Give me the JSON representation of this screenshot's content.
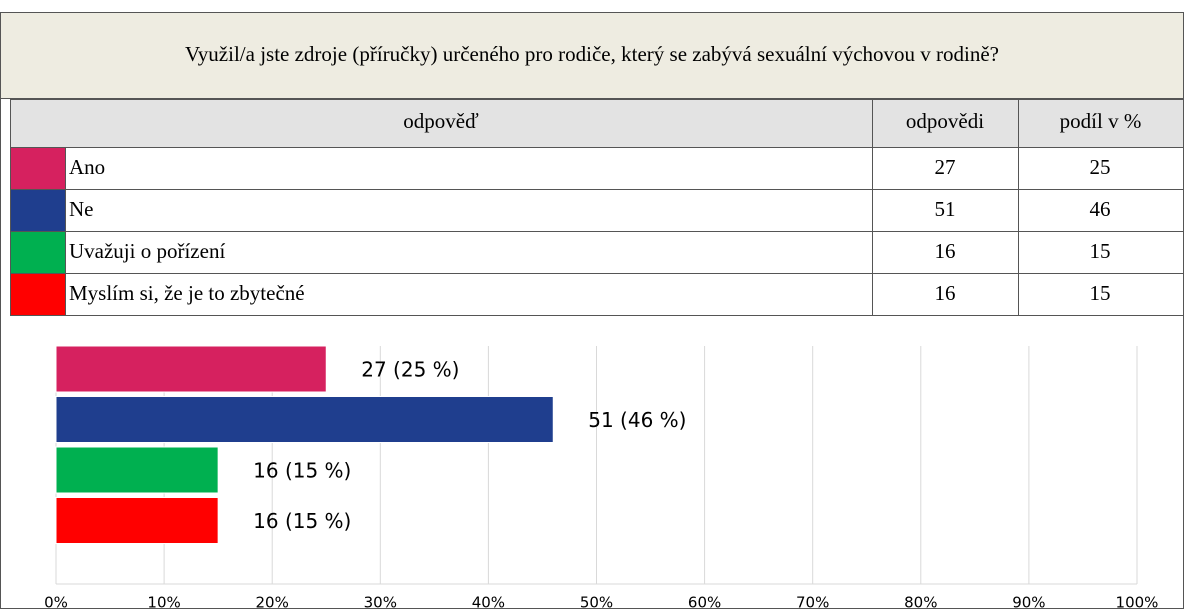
{
  "question": "Využil/a jste zdroje (příručky) určeného pro rodiče, který se zabývá sexuální výchovou v rodině?",
  "table": {
    "header": [
      "odpověď",
      "odpovědi",
      "podíl v %"
    ],
    "rows": [
      [
        "Ano",
        27,
        25
      ],
      [
        "Ne",
        51,
        46
      ],
      [
        "Uvažuji o pořízení",
        16,
        15
      ],
      [
        "Myslím si, že je to zbytečné",
        16,
        15
      ]
    ]
  },
  "chart_data": {
    "type": "bar",
    "orientation": "horizontal",
    "values": [
      25,
      46,
      15,
      15
    ],
    "value_labels": [
      "27 (25 %)",
      "51 (46 %)",
      "16 (15 %)",
      "16 (15 %)"
    ],
    "colors": [
      "#d6215f",
      "#1f3e8e",
      "#00b050",
      "#ff0000"
    ],
    "xlim": [
      0,
      100
    ],
    "xticks": [
      {
        "value": 0,
        "label": "0%"
      },
      {
        "value": 10,
        "label": "10%"
      },
      {
        "value": 20,
        "label": "20%"
      },
      {
        "value": 30,
        "label": "30%"
      },
      {
        "value": 40,
        "label": "40%"
      },
      {
        "value": 50,
        "label": "50%"
      },
      {
        "value": 60,
        "label": "60%"
      },
      {
        "value": 70,
        "label": "70%"
      },
      {
        "value": 80,
        "label": "80%"
      },
      {
        "value": 90,
        "label": "90%"
      },
      {
        "value": 100,
        "label": "100%"
      }
    ],
    "grid": true
  }
}
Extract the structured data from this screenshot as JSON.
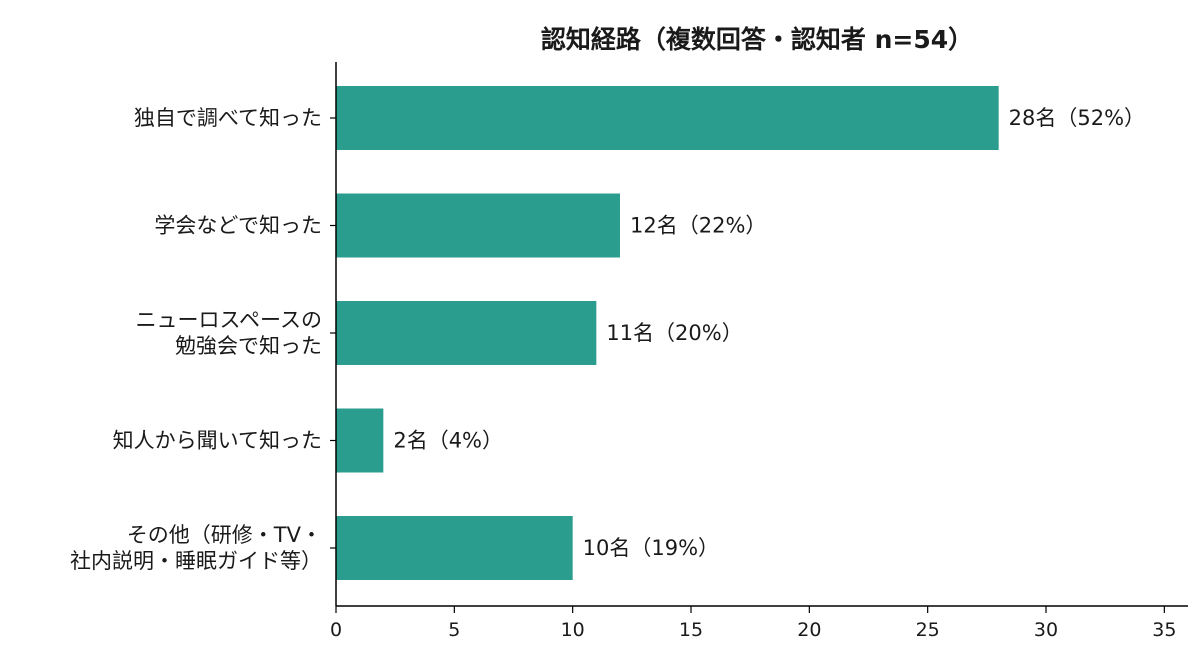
{
  "chart_data": {
    "type": "bar",
    "orientation": "horizontal",
    "title": "認知経路（複数回答・認知者 n=54）",
    "xlabel": "",
    "ylabel": "",
    "categories": [
      [
        "独自で調べて知った"
      ],
      [
        "学会などで知った"
      ],
      [
        "ニューロスペースの",
        "勉強会で知った"
      ],
      [
        "知人から聞いて知った"
      ],
      [
        "その他（研修・TV・",
        "社内説明・睡眠ガイド等）"
      ]
    ],
    "values": [
      28,
      12,
      11,
      2,
      10
    ],
    "data_labels": [
      "28名（52%）",
      "12名（22%）",
      "11名（20%）",
      "2名（4%）",
      "10名（19%）"
    ],
    "xlim": [
      0,
      36
    ],
    "xticks": [
      0,
      5,
      10,
      15,
      20,
      25,
      30,
      35
    ],
    "bar_color": "#2a9d8f",
    "grid": false,
    "legend": "none"
  }
}
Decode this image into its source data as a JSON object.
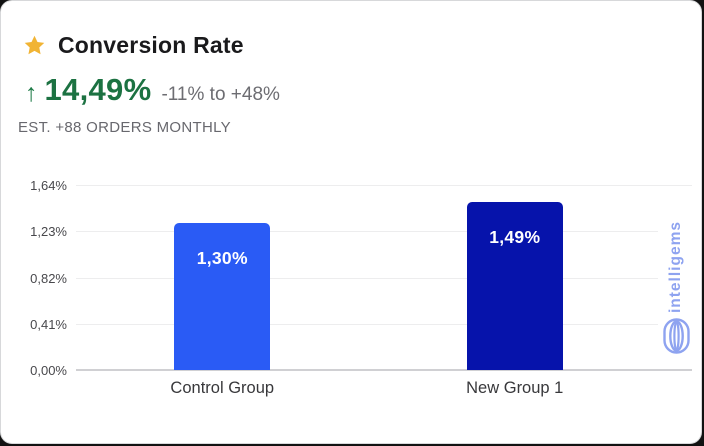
{
  "card": {
    "title": "Conversion Rate",
    "lift": {
      "arrow": "↑",
      "value": "14,49%",
      "range": "-11% to +48%"
    },
    "estimate": "EST. +88 ORDERS MONTHLY"
  },
  "chart_data": {
    "type": "bar",
    "title": "Conversion Rate",
    "categories": [
      "Control Group",
      "New Group 1"
    ],
    "values": [
      1.3,
      1.49
    ],
    "value_labels": [
      "1,30%",
      "1,49%"
    ],
    "series_colors": [
      "#2a5bf5",
      "#0613ab"
    ],
    "y_ticks": [
      {
        "value": 1.64,
        "label": "1,64%"
      },
      {
        "value": 1.23,
        "label": "1,23%"
      },
      {
        "value": 0.82,
        "label": "0,82%"
      },
      {
        "value": 0.41,
        "label": "0,41%"
      },
      {
        "value": 0.0,
        "label": "0,00%"
      }
    ],
    "ylim": [
      0,
      1.64
    ],
    "xlabel": "",
    "ylabel": "",
    "grid": true,
    "legend": false,
    "decimal_separator": ","
  },
  "watermark": {
    "text": "intelligems",
    "color": "#8ea3f0"
  },
  "colors": {
    "bar_control": "#2a5bf5",
    "bar_variant": "#0613ab",
    "positive_green": "#1c7242",
    "star_gold": "#f1b434",
    "muted_gray": "#6d6d72",
    "gridline": "#ededee"
  }
}
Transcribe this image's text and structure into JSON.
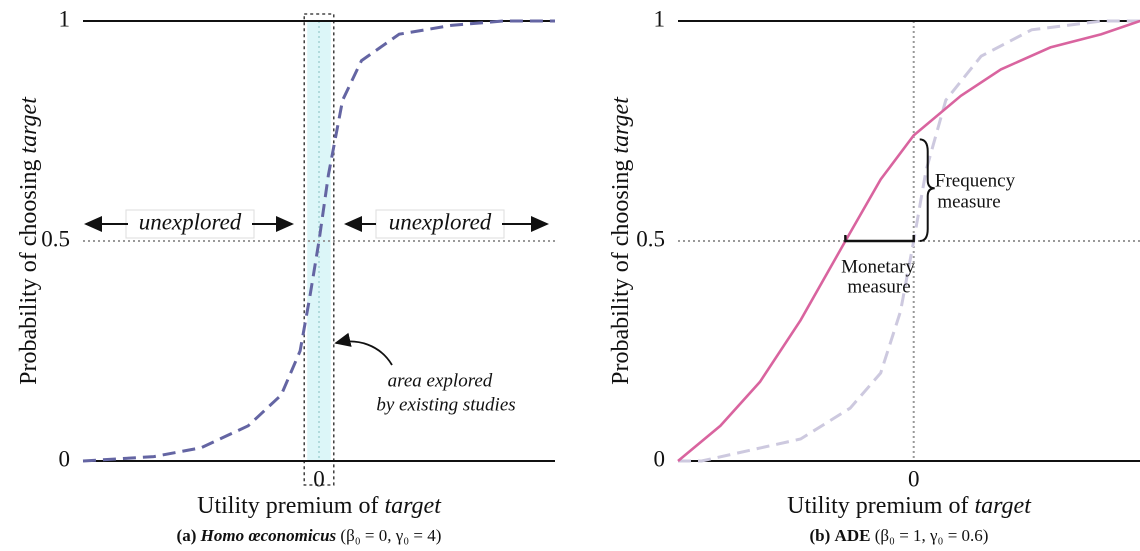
{
  "chart_data": [
    {
      "type": "line",
      "xlabel": "Utility premium of",
      "xlabel_em": "target",
      "ylabel": "Probability of choosing",
      "ylabel_em": "target",
      "caption_label": "(a)",
      "caption_name": "Homo œconomicus",
      "caption_params": "(β₀ = 0, γ₀ = 4)",
      "xlim": [
        -5,
        5
      ],
      "ylim": [
        0,
        1
      ],
      "xticks": [
        0
      ],
      "yticks": [
        0,
        0.5,
        1
      ],
      "hlines": [
        0.5
      ],
      "vlines": [
        0
      ],
      "explored_region": [
        -0.25,
        0.25
      ],
      "annotations": {
        "unexplored_left": "unexplored",
        "unexplored_right": "unexplored",
        "explored_1": "area explored",
        "explored_2": "by existing studies"
      },
      "series": [
        {
          "color": "#6465a3",
          "style": "dashed",
          "x": [
            -5,
            -3.5,
            -2.5,
            -1.5,
            -0.8,
            -0.4,
            -0.2,
            0,
            0.2,
            0.5,
            0.9,
            1.7,
            2.8,
            3.9,
            5
          ],
          "values": [
            0,
            0.01,
            0.03,
            0.08,
            0.15,
            0.25,
            0.37,
            0.5,
            0.65,
            0.82,
            0.91,
            0.97,
            0.99,
            1,
            1
          ]
        }
      ]
    },
    {
      "type": "line",
      "xlabel": "Utility premium of",
      "xlabel_em": "target",
      "ylabel": "Probability of choosing",
      "ylabel_em": "target",
      "caption_label": "(b)",
      "caption_name": "ADE",
      "caption_params": "(β₀ = 1, γ₀ = 0.6)",
      "xlim": [
        -5,
        4.8
      ],
      "ylim": [
        0,
        1
      ],
      "xticks": [
        0
      ],
      "yticks": [
        0,
        0.5,
        1
      ],
      "hlines": [
        0.5
      ],
      "vlines": [
        0
      ],
      "annotations": {
        "frequency_1": "Frequency",
        "frequency_2": "measure",
        "monetary_1": "Monetary",
        "monetary_2": "measure"
      },
      "series": [
        {
          "color": "#cdc9df",
          "style": "dashed",
          "x": [
            -5,
            -4.5,
            -2.4,
            -1.35,
            -0.7,
            -0.28,
            0,
            0.26,
            0.68,
            1.43,
            2.5,
            4,
            4.8
          ],
          "values": [
            0,
            0,
            0.05,
            0.12,
            0.2,
            0.34,
            0.5,
            0.66,
            0.82,
            0.92,
            0.98,
            1,
            1
          ]
        },
        {
          "color": "#d9649f",
          "style": "solid",
          "x": [
            -5,
            -4.1,
            -3.26,
            -2.4,
            -1.45,
            -0.7,
            0,
            1,
            1.85,
            2.9,
            3.98,
            4.8
          ],
          "values": [
            0,
            0.08,
            0.18,
            0.32,
            0.5,
            0.64,
            0.74,
            0.83,
            0.89,
            0.94,
            0.97,
            1
          ]
        }
      ]
    }
  ]
}
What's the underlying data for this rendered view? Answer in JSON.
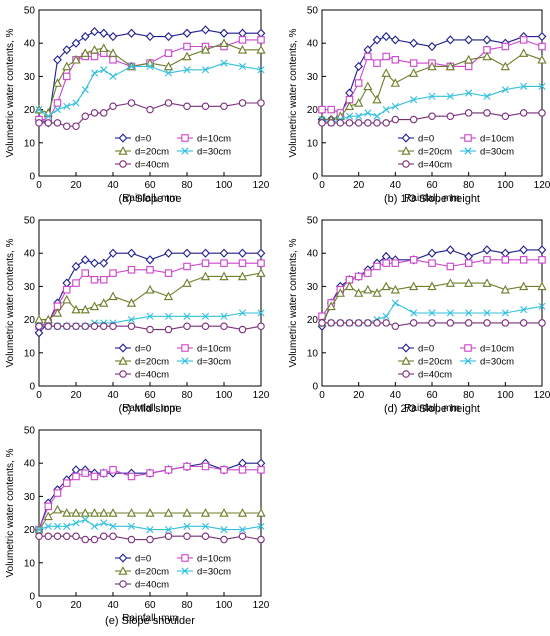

#### EXERCISE
Output all of the data exactly as it stands, minus any images.

#### TASK RESULT
Give me the JSON representation of this screenshot's content.
{
  "question": "Využil/a jste zdroje (příručky) určeného pro rodiče, který se zabývá sexuální výchovou v rodině?",
  "table": {
    "header": [
      "odpověď",
      "odpovědi",
      "podíl v %"
    ],
    "rows": [
      [
        "Ano",
        27,
        25
      ],
      [
        "Ne",
        51,
        46
      ],
      [
        "Uvažuji o pořízení",
        16,
        15
      ],
      [
        "Myslím si, že je to zbytečné",
        16,
        15
      ]
    ]
  },
  "chart_data": {
    "type": "bar",
    "orientation": "horizontal",
    "values": [
      25,
      46,
      15,
      15
    ],
    "value_labels": [
      "27 (25 %)",
      "51 (46 %)",
      "16 (15 %)",
      "16 (15 %)"
    ],
    "colors": [
      "#d6215f",
      "#1f3e8e",
      "#00b050",
      "#ff0000"
    ],
    "xlim": [
      0,
      100
    ],
    "xticks": [
      {
        "value": 0,
        "label": "0%"
      },
      {
        "value": 10,
        "label": "10%"
      },
      {
        "value": 20,
        "label": "20%"
      },
      {
        "value": 30,
        "label": "30%"
      },
      {
        "value": 40,
        "label": "40%"
      },
      {
        "value": 50,
        "label": "50%"
      },
      {
        "value": 60,
        "label": "60%"
      },
      {
        "value": 70,
        "label": "70%"
      },
      {
        "value": 80,
        "label": "80%"
      },
      {
        "value": 90,
        "label": "90%"
      },
      {
        "value": 100,
        "label": "100%"
      }
    ],
    "grid": true
  }
}
Extract the structured data from this screenshot as JSON.
{
  "chart_data": {
    "type": "bar",
    "orientation": "horizontal",
    "title": "認知経路（複数回答・認知者 n=54）",
    "xlabel": "",
    "ylabel": "",
    "categories": [
      [
        "独自で調べて知った"
      ],
      [
        "学会などで知った"
      ],
      [
        "ニューロスペースの",
        "勉強会で知った"
      ],
      [
        "知人から聞いて知った"
      ],
      [
        "その他（研修・TV・",
        "社内説明・睡眠ガイド等）"
      ]
    ],
    "values": [
      28,
      12,
      11,
      2,
      10
    ],
    "data_labels": [
      "28名（52%）",
      "12名（22%）",
      "11名（20%）",
      "2名（4%）",
      "10名（19%）"
    ],
    "xlim": [
      0,
      36
    ],
    "xticks": [
      0,
      5,
      10,
      15,
      20,
      25,
      30,
      35
    ],
    "bar_color": "#2a9d8f",
    "grid": false,
    "legend": "none"
  }
}
Decode this image into its source data as a JSON object.
{
  "card": {
    "title": "Conversion Rate",
    "lift": {
      "arrow": "↑",
      "value": "14,49%",
      "range": "-11% to +48%"
    },
    "estimate": "EST. +88 ORDERS MONTHLY"
  },
  "chart_data": {
    "type": "bar",
    "title": "Conversion Rate",
    "categories": [
      "Control Group",
      "New Group 1"
    ],
    "values": [
      1.3,
      1.49
    ],
    "value_labels": [
      "1,30%",
      "1,49%"
    ],
    "series_colors": [
      "#2a5bf5",
      "#0613ab"
    ],
    "y_ticks": [
      {
        "value": 1.64,
        "label": "1,64%"
      },
      {
        "value": 1.23,
        "label": "1,23%"
      },
      {
        "value": 0.82,
        "label": "0,82%"
      },
      {
        "value": 0.41,
        "label": "0,41%"
      },
      {
        "value": 0.0,
        "label": "0,00%"
      }
    ],
    "ylim": [
      0,
      1.64
    ],
    "xlabel": "",
    "ylabel": "",
    "grid": true,
    "legend": false,
    "decimal_separator": ","
  },
  "watermark": {
    "text": "intelligems",
    "color": "#8ea3f0"
  },
  "colors": {
    "bar_control": "#2a5bf5",
    "bar_variant": "#0613ab",
    "positive_green": "#1c7242",
    "star_gold": "#f1b434",
    "muted_gray": "#6d6d72",
    "gridline": "#ededee"
  }
}
Transcribe this image's text and structure into JSON.
{
  "chart_data": [
    {
      "type": "line",
      "xlabel": "Utility premium of",
      "xlabel_em": "target",
      "ylabel": "Probability of choosing",
      "ylabel_em": "target",
      "caption_label": "(a)",
      "caption_name": "Homo œconomicus",
      "caption_params": "(β₀ = 0, γ₀ = 4)",
      "xlim": [
        -5,
        5
      ],
      "ylim": [
        0,
        1
      ],
      "xticks": [
        0
      ],
      "yticks": [
        0,
        0.5,
        1
      ],
      "hlines": [
        0.5
      ],
      "vlines": [
        0
      ],
      "explored_region": [
        -0.25,
        0.25
      ],
      "annotations": {
        "unexplored_left": "unexplored",
        "unexplored_right": "unexplored",
        "explored_1": "area explored",
        "explored_2": "by existing studies"
      },
      "series": [
        {
          "color": "#6465a3",
          "style": "dashed",
          "x": [
            -5,
            -3.5,
            -2.5,
            -1.5,
            -0.8,
            -0.4,
            -0.2,
            0,
            0.2,
            0.5,
            0.9,
            1.7,
            2.8,
            3.9,
            5
          ],
          "values": [
            0,
            0.01,
            0.03,
            0.08,
            0.15,
            0.25,
            0.37,
            0.5,
            0.65,
            0.82,
            0.91,
            0.97,
            0.99,
            1,
            1
          ]
        }
      ]
    },
    {
      "type": "line",
      "xlabel": "Utility premium of",
      "xlabel_em": "target",
      "ylabel": "Probability of choosing",
      "ylabel_em": "target",
      "caption_label": "(b)",
      "caption_name": "ADE",
      "caption_params": "(β₀ = 1, γ₀ = 0.6)",
      "xlim": [
        -5,
        4.8
      ],
      "ylim": [
        0,
        1
      ],
      "xticks": [
        0
      ],
      "yticks": [
        0,
        0.5,
        1
      ],
      "hlines": [
        0.5
      ],
      "vlines": [
        0
      ],
      "annotations": {
        "frequency_1": "Frequency",
        "frequency_2": "measure",
        "monetary_1": "Monetary",
        "monetary_2": "measure"
      },
      "series": [
        {
          "color": "#cdc9df",
          "style": "dashed",
          "x": [
            -5,
            -4.5,
            -2.4,
            -1.35,
            -0.7,
            -0.28,
            0,
            0.26,
            0.68,
            1.43,
            2.5,
            4,
            4.8
          ],
          "values": [
            0,
            0,
            0.05,
            0.12,
            0.2,
            0.34,
            0.5,
            0.66,
            0.82,
            0.92,
            0.98,
            1,
            1
          ]
        },
        {
          "color": "#d9649f",
          "style": "solid",
          "x": [
            -5,
            -4.1,
            -3.26,
            -2.4,
            -1.45,
            -0.7,
            0,
            1,
            1.85,
            2.9,
            3.98,
            4.8
          ],
          "values": [
            0,
            0.08,
            0.18,
            0.32,
            0.5,
            0.64,
            0.74,
            0.83,
            0.89,
            0.94,
            0.97,
            1
          ]
        }
      ]
    }
  ]
}
What's the underlying data for this rendered view? Answer in JSON.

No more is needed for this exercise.